Directions
Only a number is wanted here: the number of lines of the data that include "Taxes".

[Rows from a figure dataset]
::::::::
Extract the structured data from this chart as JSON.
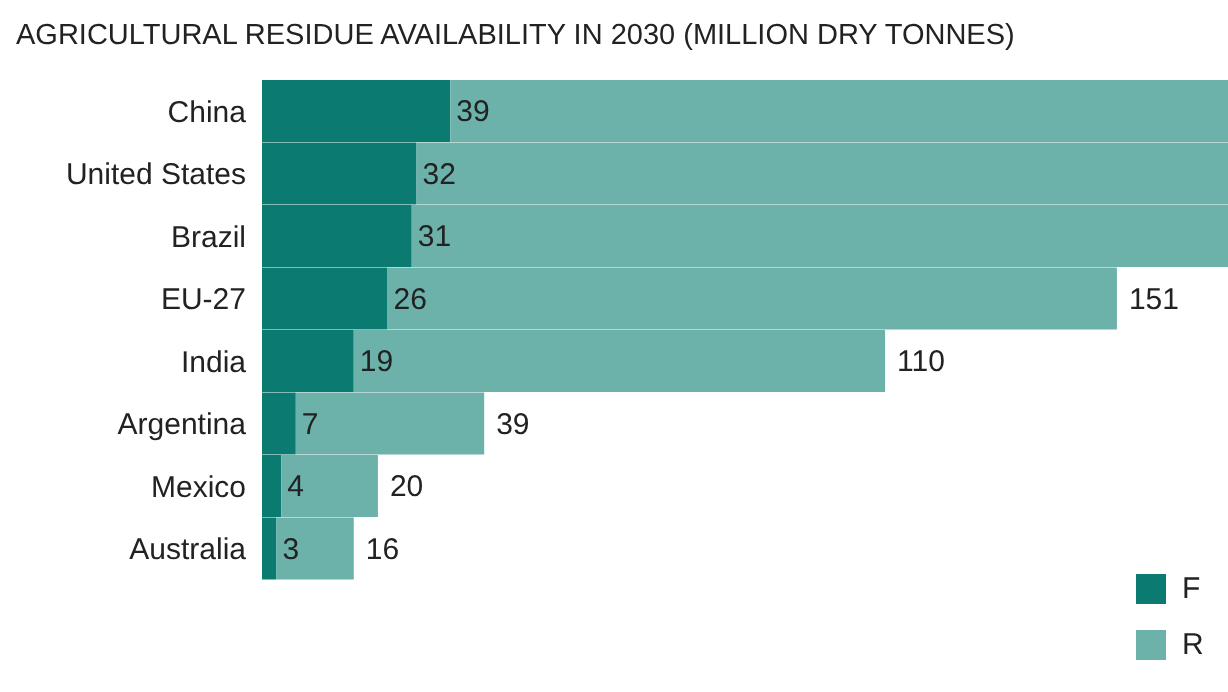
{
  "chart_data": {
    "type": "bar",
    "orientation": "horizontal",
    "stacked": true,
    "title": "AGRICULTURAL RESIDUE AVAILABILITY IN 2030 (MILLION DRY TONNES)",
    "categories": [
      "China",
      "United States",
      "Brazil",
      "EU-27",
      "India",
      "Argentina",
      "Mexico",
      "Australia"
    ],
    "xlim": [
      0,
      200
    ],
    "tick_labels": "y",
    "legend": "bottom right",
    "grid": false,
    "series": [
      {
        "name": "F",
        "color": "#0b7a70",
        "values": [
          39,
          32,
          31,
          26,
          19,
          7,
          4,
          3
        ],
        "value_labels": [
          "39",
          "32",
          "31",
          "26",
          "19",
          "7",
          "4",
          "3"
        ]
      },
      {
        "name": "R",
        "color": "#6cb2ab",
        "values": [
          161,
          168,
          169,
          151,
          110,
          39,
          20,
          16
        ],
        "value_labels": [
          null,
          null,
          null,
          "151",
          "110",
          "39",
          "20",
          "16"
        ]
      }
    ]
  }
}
::::::::
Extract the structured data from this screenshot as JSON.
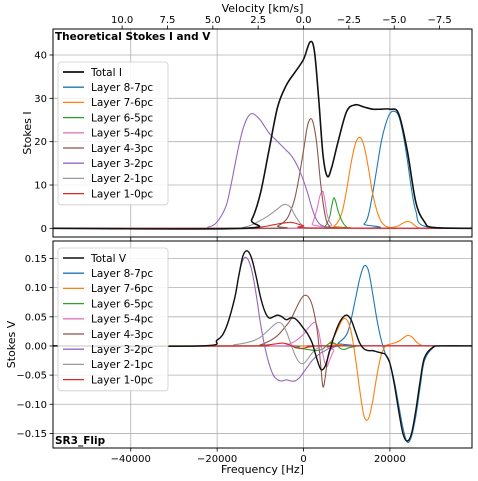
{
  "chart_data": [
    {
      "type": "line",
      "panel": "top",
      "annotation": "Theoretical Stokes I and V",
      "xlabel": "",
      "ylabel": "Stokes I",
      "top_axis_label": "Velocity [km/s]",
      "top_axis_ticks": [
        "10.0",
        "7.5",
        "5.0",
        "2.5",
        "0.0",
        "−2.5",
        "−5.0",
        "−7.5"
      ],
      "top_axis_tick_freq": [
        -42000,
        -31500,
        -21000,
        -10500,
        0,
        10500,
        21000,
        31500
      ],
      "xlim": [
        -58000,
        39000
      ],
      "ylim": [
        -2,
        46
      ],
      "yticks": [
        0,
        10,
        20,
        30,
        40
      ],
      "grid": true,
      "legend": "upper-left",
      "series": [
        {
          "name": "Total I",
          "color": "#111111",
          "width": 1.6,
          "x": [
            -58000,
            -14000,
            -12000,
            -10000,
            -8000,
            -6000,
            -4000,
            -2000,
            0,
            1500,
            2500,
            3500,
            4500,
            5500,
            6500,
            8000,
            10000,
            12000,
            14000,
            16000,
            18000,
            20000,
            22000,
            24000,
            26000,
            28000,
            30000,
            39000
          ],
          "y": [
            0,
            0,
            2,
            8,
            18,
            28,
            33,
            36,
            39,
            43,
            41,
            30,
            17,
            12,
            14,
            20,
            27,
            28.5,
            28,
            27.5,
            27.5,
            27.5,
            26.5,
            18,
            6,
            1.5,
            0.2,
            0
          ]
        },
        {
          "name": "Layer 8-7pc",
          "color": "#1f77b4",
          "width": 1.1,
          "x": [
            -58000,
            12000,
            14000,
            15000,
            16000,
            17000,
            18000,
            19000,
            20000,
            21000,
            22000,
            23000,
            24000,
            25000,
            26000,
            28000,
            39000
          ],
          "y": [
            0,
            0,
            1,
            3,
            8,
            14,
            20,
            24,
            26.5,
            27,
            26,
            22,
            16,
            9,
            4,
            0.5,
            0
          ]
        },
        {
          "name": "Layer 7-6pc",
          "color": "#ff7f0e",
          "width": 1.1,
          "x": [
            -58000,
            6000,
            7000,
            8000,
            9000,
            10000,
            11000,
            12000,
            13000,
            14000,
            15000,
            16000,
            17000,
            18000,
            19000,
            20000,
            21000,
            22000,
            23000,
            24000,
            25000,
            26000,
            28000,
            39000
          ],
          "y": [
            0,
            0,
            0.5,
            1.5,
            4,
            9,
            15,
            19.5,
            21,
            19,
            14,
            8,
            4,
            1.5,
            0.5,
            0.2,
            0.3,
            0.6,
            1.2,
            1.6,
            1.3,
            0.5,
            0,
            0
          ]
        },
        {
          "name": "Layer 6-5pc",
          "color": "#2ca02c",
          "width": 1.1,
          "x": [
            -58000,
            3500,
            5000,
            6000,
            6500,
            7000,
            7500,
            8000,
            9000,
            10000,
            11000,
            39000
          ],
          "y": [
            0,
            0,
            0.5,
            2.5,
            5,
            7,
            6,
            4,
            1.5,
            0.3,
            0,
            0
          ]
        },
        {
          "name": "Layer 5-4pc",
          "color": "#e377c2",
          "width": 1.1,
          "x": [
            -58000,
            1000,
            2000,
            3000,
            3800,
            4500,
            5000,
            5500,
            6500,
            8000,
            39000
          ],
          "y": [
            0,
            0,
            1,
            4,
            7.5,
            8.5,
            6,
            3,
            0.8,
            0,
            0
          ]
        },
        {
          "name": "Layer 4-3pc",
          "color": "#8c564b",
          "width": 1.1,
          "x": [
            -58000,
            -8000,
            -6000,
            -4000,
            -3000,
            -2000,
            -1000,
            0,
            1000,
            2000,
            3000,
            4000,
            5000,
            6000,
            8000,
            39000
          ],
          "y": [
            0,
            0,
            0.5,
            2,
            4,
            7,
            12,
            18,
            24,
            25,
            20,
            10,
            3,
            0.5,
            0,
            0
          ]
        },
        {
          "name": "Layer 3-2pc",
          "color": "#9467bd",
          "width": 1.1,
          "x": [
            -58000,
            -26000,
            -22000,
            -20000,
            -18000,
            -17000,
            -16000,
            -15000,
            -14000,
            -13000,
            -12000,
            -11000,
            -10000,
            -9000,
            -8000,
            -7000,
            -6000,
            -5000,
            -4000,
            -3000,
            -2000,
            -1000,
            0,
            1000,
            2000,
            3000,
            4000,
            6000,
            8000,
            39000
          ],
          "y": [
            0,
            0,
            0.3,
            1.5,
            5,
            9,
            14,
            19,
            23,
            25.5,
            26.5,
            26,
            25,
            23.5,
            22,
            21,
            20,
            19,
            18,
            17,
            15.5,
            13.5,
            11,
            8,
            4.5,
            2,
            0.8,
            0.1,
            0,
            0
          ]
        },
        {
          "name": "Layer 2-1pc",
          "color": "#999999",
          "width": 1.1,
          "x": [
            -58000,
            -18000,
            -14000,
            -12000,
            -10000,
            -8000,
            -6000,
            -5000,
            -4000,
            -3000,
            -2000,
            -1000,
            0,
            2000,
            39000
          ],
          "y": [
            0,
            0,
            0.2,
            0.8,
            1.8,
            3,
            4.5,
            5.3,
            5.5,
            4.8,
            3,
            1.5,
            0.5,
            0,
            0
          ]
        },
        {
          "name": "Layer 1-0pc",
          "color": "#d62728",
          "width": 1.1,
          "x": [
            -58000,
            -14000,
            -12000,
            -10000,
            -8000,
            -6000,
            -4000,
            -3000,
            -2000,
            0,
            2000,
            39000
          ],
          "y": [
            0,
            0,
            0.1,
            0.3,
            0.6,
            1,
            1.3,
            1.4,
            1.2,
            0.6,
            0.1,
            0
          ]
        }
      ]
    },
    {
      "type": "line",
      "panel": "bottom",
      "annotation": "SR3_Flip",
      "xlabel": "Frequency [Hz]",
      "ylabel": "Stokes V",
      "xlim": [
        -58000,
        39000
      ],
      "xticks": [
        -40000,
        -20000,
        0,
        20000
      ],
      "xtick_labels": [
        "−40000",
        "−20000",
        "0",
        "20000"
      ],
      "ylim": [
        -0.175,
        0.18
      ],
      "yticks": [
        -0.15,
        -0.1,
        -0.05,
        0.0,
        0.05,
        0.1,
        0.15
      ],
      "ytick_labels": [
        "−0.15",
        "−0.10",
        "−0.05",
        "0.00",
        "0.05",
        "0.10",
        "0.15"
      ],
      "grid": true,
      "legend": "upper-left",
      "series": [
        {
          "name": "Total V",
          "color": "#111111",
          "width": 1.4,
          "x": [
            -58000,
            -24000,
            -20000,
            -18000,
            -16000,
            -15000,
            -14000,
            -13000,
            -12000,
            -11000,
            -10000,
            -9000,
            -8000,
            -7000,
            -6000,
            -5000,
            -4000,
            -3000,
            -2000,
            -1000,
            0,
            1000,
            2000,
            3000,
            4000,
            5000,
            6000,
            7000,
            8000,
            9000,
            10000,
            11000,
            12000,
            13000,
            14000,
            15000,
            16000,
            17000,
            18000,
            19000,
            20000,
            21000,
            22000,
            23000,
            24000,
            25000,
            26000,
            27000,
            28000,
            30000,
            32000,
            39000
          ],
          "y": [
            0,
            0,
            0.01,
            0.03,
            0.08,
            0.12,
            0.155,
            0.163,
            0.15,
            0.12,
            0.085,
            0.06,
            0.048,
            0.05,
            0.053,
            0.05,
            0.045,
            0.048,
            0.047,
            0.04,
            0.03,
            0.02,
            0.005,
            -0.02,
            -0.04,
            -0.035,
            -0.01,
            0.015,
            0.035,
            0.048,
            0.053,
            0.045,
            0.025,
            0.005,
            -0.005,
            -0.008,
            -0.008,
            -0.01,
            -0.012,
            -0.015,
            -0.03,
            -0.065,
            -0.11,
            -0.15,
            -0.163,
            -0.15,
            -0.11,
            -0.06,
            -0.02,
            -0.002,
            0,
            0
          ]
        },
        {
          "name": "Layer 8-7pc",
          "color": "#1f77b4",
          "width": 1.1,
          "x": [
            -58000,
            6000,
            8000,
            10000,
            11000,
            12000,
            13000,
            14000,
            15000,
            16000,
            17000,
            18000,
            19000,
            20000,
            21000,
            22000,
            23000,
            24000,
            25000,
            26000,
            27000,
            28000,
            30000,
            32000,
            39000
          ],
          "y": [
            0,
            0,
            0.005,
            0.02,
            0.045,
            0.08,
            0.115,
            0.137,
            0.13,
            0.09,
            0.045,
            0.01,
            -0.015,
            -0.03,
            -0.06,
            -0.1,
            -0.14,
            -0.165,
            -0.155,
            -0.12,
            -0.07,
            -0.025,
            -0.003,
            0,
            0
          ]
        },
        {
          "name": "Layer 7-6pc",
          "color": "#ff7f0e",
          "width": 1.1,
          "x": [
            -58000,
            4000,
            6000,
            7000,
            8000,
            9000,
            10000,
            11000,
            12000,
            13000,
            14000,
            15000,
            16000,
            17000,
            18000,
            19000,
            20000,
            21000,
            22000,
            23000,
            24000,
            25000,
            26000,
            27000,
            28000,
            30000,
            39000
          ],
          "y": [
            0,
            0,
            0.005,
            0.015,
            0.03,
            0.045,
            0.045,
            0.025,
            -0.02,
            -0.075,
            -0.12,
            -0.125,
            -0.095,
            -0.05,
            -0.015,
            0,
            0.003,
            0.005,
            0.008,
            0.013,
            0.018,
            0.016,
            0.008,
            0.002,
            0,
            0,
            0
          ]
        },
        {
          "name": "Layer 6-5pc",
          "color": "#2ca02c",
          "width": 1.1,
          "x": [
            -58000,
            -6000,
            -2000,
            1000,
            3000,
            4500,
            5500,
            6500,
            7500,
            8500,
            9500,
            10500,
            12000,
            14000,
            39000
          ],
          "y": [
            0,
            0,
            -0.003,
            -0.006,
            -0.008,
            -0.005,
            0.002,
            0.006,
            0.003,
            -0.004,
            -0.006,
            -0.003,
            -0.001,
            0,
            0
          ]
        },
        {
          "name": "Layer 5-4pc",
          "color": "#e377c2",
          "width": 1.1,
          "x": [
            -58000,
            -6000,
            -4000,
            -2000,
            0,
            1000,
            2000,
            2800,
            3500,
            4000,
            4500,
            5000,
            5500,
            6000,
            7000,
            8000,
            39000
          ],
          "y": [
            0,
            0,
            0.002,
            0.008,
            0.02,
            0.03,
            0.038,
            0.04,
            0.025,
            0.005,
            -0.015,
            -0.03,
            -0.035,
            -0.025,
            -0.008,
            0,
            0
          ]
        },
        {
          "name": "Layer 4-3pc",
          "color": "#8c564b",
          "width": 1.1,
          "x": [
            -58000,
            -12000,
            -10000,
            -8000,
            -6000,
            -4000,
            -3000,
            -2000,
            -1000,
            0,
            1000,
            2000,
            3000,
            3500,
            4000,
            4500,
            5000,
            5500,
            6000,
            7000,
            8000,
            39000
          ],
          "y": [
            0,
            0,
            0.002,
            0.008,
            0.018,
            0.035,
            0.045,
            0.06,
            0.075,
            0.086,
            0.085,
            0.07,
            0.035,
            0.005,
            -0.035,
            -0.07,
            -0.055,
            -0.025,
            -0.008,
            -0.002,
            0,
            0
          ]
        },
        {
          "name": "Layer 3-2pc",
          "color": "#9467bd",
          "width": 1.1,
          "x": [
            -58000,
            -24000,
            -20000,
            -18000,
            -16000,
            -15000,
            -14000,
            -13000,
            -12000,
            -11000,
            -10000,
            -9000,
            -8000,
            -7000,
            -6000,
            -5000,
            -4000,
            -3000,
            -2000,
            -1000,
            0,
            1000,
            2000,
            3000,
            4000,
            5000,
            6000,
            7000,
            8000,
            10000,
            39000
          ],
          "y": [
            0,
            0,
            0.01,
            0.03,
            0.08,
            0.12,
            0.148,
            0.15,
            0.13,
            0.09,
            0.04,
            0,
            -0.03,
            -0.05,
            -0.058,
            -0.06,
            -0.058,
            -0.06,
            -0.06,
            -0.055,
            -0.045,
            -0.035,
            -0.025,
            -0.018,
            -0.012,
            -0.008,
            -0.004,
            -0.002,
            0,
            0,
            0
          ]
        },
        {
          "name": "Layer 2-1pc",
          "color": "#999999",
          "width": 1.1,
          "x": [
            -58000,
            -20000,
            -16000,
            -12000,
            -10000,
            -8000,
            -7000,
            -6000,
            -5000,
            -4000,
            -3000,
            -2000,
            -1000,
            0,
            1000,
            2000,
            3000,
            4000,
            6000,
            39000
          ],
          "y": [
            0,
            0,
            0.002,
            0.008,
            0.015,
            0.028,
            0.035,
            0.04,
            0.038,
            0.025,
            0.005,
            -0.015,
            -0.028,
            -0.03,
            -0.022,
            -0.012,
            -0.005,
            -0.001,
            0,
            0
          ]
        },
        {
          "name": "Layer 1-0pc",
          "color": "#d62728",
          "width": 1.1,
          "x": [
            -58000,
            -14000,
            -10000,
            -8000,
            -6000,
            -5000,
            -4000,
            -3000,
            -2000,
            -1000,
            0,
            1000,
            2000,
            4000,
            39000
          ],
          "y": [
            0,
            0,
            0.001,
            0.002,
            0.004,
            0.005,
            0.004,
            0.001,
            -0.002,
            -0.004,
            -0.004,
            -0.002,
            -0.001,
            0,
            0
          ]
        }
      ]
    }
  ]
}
::::::::
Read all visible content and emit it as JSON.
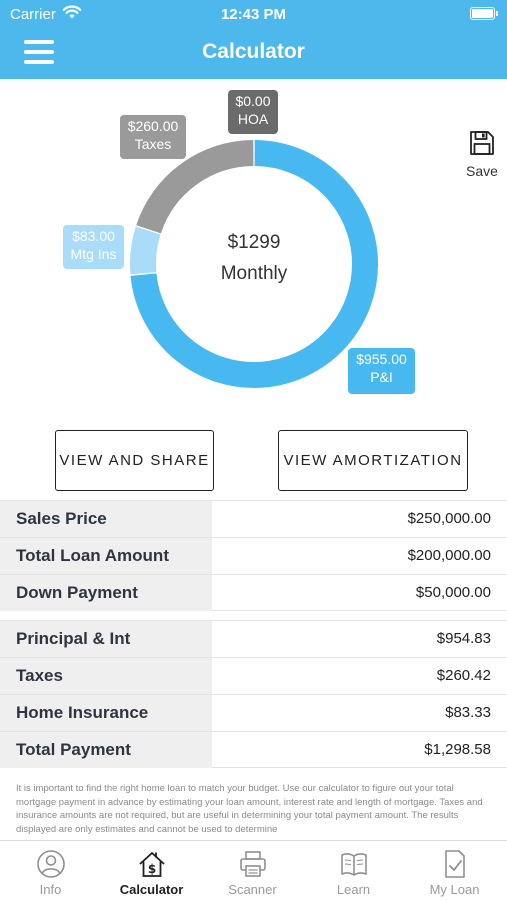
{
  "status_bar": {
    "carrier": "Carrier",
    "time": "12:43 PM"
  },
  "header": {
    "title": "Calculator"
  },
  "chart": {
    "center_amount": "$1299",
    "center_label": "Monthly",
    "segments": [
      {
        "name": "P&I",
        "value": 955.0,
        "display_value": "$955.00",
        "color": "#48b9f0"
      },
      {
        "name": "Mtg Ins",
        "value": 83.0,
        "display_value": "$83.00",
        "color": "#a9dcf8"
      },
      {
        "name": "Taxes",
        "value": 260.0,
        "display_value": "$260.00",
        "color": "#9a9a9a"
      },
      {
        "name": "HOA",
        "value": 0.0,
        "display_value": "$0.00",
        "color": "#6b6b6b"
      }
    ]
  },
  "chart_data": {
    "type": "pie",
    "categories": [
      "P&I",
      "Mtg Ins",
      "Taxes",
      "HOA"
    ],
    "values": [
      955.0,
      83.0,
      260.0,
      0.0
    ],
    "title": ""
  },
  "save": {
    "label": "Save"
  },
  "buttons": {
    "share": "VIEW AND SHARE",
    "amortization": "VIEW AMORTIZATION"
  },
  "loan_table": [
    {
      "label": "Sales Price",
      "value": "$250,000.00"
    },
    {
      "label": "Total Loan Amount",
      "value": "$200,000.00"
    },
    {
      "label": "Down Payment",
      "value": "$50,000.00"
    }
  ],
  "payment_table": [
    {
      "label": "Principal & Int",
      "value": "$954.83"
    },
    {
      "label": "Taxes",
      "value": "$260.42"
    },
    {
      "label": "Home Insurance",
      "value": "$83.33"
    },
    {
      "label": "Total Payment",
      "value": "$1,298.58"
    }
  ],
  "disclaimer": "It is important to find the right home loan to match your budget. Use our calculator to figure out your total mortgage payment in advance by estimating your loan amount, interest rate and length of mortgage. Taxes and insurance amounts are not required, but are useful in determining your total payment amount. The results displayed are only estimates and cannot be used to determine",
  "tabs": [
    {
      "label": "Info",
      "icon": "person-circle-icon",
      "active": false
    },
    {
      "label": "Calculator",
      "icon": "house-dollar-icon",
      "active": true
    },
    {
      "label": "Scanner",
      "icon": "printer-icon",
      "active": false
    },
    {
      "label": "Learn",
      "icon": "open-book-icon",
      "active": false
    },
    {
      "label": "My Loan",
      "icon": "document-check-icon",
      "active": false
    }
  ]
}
::::::::
Expected answer
4